**Provided data:**
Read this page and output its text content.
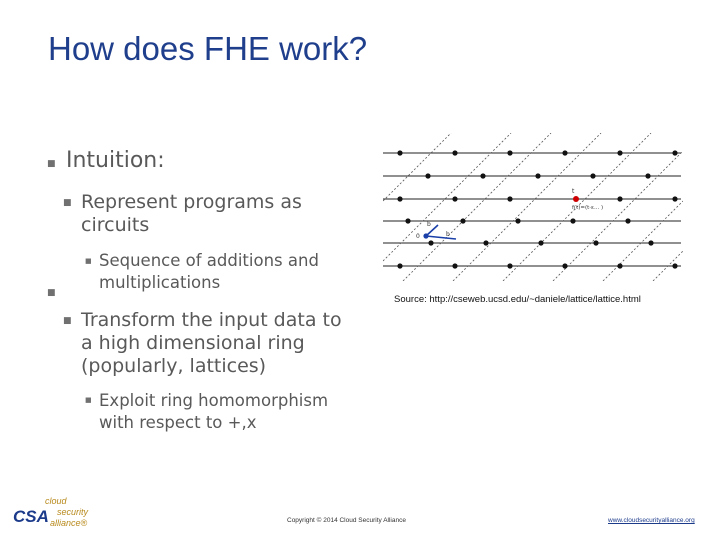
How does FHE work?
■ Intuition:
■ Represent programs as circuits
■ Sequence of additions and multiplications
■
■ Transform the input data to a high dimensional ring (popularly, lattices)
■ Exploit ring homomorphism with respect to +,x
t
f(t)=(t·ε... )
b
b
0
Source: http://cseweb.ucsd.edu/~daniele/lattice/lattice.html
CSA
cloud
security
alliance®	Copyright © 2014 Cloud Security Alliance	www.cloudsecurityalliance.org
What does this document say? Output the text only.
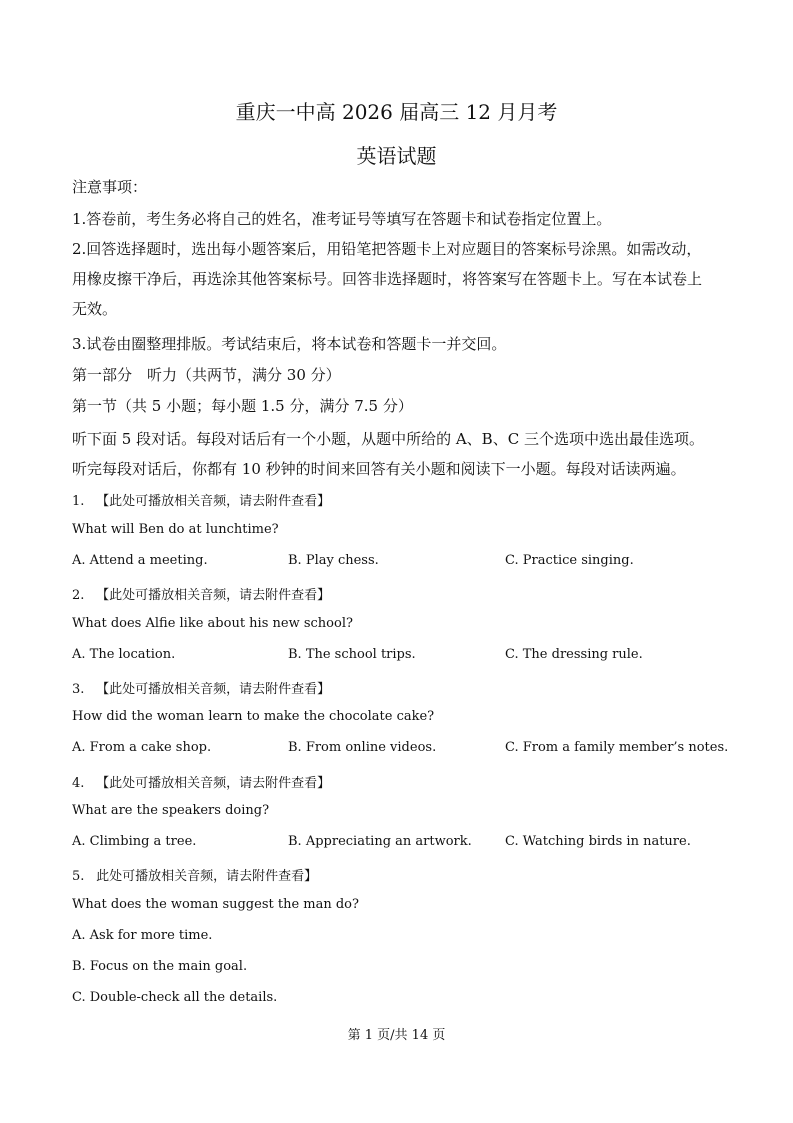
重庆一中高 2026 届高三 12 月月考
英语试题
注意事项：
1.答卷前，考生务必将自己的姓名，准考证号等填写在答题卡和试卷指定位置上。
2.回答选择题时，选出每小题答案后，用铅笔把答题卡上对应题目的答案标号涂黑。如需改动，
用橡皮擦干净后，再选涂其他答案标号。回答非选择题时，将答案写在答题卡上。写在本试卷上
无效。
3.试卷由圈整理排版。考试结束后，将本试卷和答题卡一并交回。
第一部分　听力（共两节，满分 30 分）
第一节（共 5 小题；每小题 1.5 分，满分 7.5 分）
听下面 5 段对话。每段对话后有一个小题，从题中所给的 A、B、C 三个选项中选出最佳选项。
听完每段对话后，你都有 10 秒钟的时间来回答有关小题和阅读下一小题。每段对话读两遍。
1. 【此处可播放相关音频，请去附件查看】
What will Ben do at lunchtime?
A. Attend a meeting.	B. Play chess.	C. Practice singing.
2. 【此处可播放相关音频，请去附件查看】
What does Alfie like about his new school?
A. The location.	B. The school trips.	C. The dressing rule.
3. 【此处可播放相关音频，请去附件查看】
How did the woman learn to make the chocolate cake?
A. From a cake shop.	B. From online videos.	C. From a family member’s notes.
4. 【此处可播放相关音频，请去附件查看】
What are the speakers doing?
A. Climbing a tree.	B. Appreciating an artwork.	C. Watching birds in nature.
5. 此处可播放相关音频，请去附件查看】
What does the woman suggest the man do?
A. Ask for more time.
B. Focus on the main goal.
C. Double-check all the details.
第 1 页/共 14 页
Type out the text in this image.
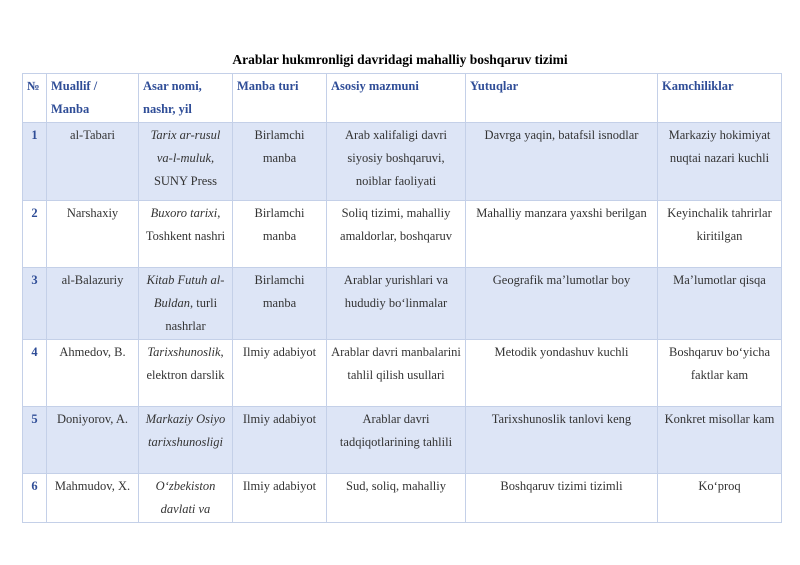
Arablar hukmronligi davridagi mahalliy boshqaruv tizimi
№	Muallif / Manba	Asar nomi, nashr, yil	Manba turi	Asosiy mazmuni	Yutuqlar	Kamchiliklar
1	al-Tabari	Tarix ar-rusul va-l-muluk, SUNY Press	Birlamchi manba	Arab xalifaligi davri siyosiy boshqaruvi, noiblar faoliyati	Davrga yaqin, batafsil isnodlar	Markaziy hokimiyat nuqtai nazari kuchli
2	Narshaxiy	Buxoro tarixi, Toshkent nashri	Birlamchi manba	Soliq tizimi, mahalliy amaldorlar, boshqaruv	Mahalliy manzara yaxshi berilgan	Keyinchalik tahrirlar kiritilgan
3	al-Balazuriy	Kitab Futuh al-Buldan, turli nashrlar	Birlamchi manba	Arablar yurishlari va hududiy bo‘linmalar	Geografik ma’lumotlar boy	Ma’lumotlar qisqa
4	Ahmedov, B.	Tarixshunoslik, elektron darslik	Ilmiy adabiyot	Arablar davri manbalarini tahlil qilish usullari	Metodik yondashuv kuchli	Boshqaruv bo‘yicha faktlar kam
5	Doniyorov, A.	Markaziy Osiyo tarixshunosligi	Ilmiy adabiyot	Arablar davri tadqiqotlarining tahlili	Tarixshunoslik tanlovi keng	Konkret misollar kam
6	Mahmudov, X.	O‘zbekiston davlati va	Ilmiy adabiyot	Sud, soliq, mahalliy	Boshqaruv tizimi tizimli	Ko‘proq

**Given instruction:** Read the entries above, then pull out the lines that include "此处可播放相关音频".

**Answer for the task:**
1. 【此处可播放相关音频，请去附件查看】
2. 【此处可播放相关音频，请去附件查看】
3. 【此处可播放相关音频，请去附件查看】
4. 【此处可播放相关音频，请去附件查看】
5. 此处可播放相关音频，请去附件查看】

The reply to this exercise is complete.